Transcribe each record below word for word.

=== Dataset records ===

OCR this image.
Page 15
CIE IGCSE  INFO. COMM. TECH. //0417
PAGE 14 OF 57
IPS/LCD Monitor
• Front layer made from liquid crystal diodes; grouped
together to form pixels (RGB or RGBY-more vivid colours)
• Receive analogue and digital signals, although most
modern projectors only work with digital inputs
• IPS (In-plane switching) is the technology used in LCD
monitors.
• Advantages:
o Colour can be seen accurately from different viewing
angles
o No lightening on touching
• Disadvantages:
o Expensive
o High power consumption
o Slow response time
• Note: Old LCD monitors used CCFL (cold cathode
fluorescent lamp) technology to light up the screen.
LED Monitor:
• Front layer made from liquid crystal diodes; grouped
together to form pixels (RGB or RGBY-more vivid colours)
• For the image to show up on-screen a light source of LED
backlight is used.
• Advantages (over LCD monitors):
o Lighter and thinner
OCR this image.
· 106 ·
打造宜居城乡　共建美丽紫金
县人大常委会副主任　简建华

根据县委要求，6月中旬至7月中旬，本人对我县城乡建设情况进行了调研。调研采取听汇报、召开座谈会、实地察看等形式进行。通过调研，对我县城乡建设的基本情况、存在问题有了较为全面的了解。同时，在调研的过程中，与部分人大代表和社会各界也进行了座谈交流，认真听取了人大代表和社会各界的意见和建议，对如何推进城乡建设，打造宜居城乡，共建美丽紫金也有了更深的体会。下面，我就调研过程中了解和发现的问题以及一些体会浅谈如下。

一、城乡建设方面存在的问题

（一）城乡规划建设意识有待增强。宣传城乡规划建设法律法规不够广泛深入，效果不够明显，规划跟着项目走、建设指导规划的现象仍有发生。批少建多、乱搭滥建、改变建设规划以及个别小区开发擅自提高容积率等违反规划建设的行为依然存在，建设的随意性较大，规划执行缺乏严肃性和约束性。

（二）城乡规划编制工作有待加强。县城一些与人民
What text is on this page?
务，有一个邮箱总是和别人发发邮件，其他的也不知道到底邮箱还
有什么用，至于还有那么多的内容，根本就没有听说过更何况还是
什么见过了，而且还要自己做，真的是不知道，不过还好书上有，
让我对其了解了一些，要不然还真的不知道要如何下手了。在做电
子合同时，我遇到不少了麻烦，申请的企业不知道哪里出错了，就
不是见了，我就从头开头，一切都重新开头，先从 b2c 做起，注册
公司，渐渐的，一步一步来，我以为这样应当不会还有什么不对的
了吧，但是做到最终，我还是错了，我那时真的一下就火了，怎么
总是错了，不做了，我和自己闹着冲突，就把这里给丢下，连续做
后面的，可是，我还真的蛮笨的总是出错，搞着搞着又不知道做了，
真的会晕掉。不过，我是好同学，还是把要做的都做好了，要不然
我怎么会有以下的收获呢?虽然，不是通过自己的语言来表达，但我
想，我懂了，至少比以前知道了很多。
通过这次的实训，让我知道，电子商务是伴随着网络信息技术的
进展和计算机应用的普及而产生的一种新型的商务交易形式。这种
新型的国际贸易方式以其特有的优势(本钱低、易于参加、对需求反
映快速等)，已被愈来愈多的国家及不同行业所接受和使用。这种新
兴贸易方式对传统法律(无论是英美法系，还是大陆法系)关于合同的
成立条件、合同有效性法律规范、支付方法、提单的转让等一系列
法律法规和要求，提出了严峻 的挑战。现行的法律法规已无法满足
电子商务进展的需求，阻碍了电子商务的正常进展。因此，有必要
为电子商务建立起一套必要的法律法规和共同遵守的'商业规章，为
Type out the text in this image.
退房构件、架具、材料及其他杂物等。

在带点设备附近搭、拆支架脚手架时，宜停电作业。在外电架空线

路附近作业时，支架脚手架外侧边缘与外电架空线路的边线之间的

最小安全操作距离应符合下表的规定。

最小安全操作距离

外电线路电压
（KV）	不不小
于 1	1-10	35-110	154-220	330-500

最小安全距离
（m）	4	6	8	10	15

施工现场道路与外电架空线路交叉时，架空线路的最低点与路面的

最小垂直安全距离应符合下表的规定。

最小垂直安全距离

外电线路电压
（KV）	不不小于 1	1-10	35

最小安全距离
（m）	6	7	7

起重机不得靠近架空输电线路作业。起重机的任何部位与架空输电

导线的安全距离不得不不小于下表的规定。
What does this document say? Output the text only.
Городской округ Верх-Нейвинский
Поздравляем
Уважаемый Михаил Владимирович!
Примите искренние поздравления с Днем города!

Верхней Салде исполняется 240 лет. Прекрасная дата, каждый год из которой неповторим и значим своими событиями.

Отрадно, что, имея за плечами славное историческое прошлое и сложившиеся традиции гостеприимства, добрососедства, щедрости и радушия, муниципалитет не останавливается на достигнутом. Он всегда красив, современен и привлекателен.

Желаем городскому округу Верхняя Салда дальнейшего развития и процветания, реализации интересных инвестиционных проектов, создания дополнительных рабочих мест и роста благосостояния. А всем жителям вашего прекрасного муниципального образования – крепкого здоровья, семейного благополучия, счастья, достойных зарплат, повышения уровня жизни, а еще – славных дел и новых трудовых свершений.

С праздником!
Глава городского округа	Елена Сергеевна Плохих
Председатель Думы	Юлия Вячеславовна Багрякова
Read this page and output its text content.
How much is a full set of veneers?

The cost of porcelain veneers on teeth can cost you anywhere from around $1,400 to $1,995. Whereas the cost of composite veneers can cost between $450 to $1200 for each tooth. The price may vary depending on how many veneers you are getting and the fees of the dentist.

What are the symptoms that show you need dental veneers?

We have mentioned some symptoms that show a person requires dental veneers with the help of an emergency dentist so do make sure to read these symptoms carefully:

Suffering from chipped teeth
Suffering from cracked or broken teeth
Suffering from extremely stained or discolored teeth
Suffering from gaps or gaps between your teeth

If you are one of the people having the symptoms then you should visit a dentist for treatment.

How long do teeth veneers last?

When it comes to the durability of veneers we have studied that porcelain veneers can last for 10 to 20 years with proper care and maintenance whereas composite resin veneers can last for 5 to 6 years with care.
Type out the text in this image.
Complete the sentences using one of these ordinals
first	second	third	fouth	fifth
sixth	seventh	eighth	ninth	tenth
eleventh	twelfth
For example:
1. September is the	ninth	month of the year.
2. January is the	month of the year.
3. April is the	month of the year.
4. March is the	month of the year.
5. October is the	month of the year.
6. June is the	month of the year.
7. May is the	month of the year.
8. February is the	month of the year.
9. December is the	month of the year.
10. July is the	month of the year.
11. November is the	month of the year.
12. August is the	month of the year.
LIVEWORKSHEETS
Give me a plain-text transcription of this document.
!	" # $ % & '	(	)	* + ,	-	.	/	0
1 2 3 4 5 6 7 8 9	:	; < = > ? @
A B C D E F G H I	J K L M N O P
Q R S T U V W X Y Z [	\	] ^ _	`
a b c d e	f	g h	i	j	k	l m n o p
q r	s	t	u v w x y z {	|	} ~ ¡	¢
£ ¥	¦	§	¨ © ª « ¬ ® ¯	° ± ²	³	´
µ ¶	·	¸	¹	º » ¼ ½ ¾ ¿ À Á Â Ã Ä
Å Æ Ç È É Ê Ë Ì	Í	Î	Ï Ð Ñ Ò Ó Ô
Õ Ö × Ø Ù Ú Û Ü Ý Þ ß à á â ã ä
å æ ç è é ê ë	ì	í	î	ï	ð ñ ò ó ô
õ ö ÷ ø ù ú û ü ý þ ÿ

===

Worked answer:
OCR this image.
Page 15
CIE IGCSE  INFO. COMM. TECH. //0417
PAGE 14 OF 57
IPS/LCD Monitor
• Front layer made from liquid crystal diodes; grouped
together to form pixels (RGB or RGBY-more vivid colours)
• Receive analogue and digital signals, although most
modern projectors only work with digital inputs
• IPS (In-plane switching) is the technology used in LCD
monitors.
• Advantages:
o Colour can be seen accurately from different viewing
angles
o No lightening on touching
• Disadvantages:
o Expensive
o High power consumption
o Slow response time
• Note: Old LCD monitors used CCFL (cold cathode
fluorescent lamp) technology to light up the screen.
LED Monitor:
• Front layer made from liquid crystal diodes; grouped
together to form pixels (RGB or RGBY-more vivid colours)
• For the image to show up on-screen a light source of LED
backlight is used.
• Advantages (over LCD monitors):
o Lighter and thinner
OCR this image.
· 106 ·
打造宜居城乡　共建美丽紫金
县人大常委会副主任　简建华

根据县委要求，6月中旬至7月中旬，本人对我县城乡建设情况进行了调研。调研采取听汇报、召开座谈会、实地察看等形式进行。通过调研，对我县城乡建设的基本情况、存在问题有了较为全面的了解。同时，在调研的过程中，与部分人大代表和社会各界也进行了座谈交流，认真听取了人大代表和社会各界的意见和建议，对如何推进城乡建设，打造宜居城乡，共建美丽紫金也有了更深的体会。下面，我就调研过程中了解和发现的问题以及一些体会浅谈如下。

一、城乡建设方面存在的问题

（一）城乡规划建设意识有待增强。宣传城乡规划建设法律法规不够广泛深入，效果不够明显，规划跟着项目走、建设指导规划的现象仍有发生。批少建多、乱搭滥建、改变建设规划以及个别小区开发擅自提高容积率等违反规划建设的行为依然存在，建设的随意性较大，规划执行缺乏严肃性和约束性。

（二）城乡规划编制工作有待加强。县城一些与人民
What text is on this page?
务，有一个邮箱总是和别人发发邮件，其他的也不知道到底邮箱还
有什么用，至于还有那么多的内容，根本就没有听说过更何况还是
什么见过了，而且还要自己做，真的是不知道，不过还好书上有，
让我对其了解了一些，要不然还真的不知道要如何下手了。在做电
子合同时，我遇到不少了麻烦，申请的企业不知道哪里出错了，就
不是见了，我就从头开头，一切都重新开头，先从 b2c 做起，注册
公司，渐渐的，一步一步来，我以为这样应当不会还有什么不对的
了吧，但是做到最终，我还是错了，我那时真的一下就火了，怎么
总是错了，不做了，我和自己闹着冲突，就把这里给丢下，连续做
后面的，可是，我还真的蛮笨的总是出错，搞着搞着又不知道做了，
真的会晕掉。不过，我是好同学，还是把要做的都做好了，要不然
我怎么会有以下的收获呢?虽然，不是通过自己的语言来表达，但我
想，我懂了，至少比以前知道了很多。
通过这次的实训，让我知道，电子商务是伴随着网络信息技术的
进展和计算机应用的普及而产生的一种新型的商务交易形式。这种
新型的国际贸易方式以其特有的优势(本钱低、易于参加、对需求反
映快速等)，已被愈来愈多的国家及不同行业所接受和使用。这种新
兴贸易方式对传统法律(无论是英美法系，还是大陆法系)关于合同的
成立条件、合同有效性法律规范、支付方法、提单的转让等一系列
法律法规和要求，提出了严峻 的挑战。现行的法律法规已无法满足
电子商务进展的需求，阻碍了电子商务的正常进展。因此，有必要
为电子商务建立起一套必要的法律法规和共同遵守的'商业规章，为
Type out the text in this image.
退房构件、架具、材料及其他杂物等。

在带点设备附近搭、拆支架脚手架时，宜停电作业。在外电架空线

路附近作业时，支架脚手架外侧边缘与外电架空线路的边线之间的

最小安全操作距离应符合下表的规定。

最小安全操作距离

外电线路电压
（KV）	不不小
于 1	1-10	35-110	154-220	330-500

最小安全距离
（m）	4	6	8	10	15

施工现场道路与外电架空线路交叉时，架空线路的最低点与路面的

最小垂直安全距离应符合下表的规定。

最小垂直安全距离

外电线路电压
（KV）	不不小于 1	1-10	35

最小安全距离
（m）	6	7	7

起重机不得靠近架空输电线路作业。起重机的任何部位与架空输电

导线的安全距离不得不不小于下表的规定。
What does this document say? Output the text only.
Городской округ Верх-Нейвинский
Поздравляем
Уважаемый Михаил Владимирович!
Примите искренние поздравления с Днем города!

Верхней Салде исполняется 240 лет. Прекрасная дата, каждый год из которой неповторим и значим своими событиями.

Отрадно, что, имея за плечами славное историческое прошлое и сложившиеся традиции гостеприимства, добрососедства, щедрости и радушия, муниципалитет не останавливается на достигнутом. Он всегда красив, современен и привлекателен.

Желаем городскому округу Верхняя Салда дальнейшего развития и процветания, реализации интересных инвестиционных проектов, создания дополнительных рабочих мест и роста благосостояния. А всем жителям вашего прекрасного муниципального образования – крепкого здоровья, семейного благополучия, счастья, достойных зарплат, повышения уровня жизни, а еще – славных дел и новых трудовых свершений.

С праздником!
Глава городского округа	Елена Сергеевна Плохих
Председатель Думы	Юлия Вячеславовна Багрякова
Read this page and output its text content.
How much is a full set of veneers?

The cost of porcelain veneers on teeth can cost you anywhere from around $1,400 to $1,995. Whereas the cost of composite veneers can cost between $450 to $1200 for each tooth. The price may vary depending on how many veneers you are getting and the fees of the dentist.

What are the symptoms that show you need dental veneers?

We have mentioned some symptoms that show a person requires dental veneers with the help of an emergency dentist so do make sure to read these symptoms carefully:

Suffering from chipped teeth
Suffering from cracked or broken teeth
Suffering from extremely stained or discolored teeth
Suffering from gaps or gaps between your teeth

If you are one of the people having the symptoms then you should visit a dentist for treatment.

How long do teeth veneers last?

When it comes to the durability of veneers we have studied that porcelain veneers can last for 10 to 20 years with proper care and maintenance whereas composite resin veneers can last for 5 to 6 years with care.
Type out the text in this image.
Complete the sentences using one of these ordinals
first	second	third	fouth	fifth
sixth	seventh	eighth	ninth	tenth
eleventh	twelfth
For example:
1. September is the	ninth	month of the year.
2. January is the	month of the year.
3. April is the	month of the year.
4. March is the	month of the year.
5. October is the	month of the year.
6. June is the	month of the year.
7. May is the	month of the year.
8. February is the	month of the year.
9. December is the	month of the year.
10. July is the	month of the year.
11. November is the	month of the year.
12. August is the	month of the year.
LIVEWORKSHEETS
Give me a plain-text transcription of this document.
!	" # $ % & '	(	)	* + ,	-	.	/	0
1 2 3 4 5 6 7 8 9	:	; < = > ? @
A B C D E F G H I	J K L M N O P
Q R S T U V W X Y Z [	\	] ^ _	`
a b c d e	f	g h	i	j	k	l m n o p
q r	s	t	u v w x y z {	|	} ~ ¡	¢
£ ¥	¦	§	¨ © ª « ¬ ® ¯	° ± ²	³	´
µ ¶	·	¸	¹	º » ¼ ½ ¾ ¿ À Á Â Ã Ä
Å Æ Ç È É Ê Ë Ì	Í	Î	Ï Ð Ñ Ò Ó Ô
Õ Ö × Ø Ù Ú Û Ü Ý Þ ß à á â ã ä
å æ ç è é ê ë	ì	í	î	ï	ð ñ ò ó ô
õ ö ÷ ø ù ú û ü ý þ ÿ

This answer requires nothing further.